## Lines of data
◇ ◇ ◇ ◇ ◇
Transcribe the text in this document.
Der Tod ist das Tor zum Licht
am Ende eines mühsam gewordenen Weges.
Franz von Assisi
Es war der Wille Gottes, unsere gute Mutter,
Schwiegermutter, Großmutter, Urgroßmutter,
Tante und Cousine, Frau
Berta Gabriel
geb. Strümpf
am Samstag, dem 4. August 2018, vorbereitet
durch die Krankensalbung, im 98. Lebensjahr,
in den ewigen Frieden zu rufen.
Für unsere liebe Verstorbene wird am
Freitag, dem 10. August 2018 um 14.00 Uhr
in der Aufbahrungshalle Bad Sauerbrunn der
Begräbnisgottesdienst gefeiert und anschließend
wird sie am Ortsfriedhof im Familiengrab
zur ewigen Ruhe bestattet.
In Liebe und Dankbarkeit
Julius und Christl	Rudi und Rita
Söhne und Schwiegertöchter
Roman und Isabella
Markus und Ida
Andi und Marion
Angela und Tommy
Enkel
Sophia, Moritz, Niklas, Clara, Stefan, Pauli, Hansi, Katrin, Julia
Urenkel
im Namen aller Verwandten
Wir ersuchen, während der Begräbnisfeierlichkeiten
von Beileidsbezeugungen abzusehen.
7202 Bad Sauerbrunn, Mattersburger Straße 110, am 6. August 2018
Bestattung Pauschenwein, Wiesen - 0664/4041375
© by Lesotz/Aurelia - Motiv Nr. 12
◇ ◇ ◇ ◇ ◇
Gather all the lines that include the word "ewigen" and copy them out.

## The answer
in den ewigen Frieden zu rufen.
zur ewigen Ruhe bestattet.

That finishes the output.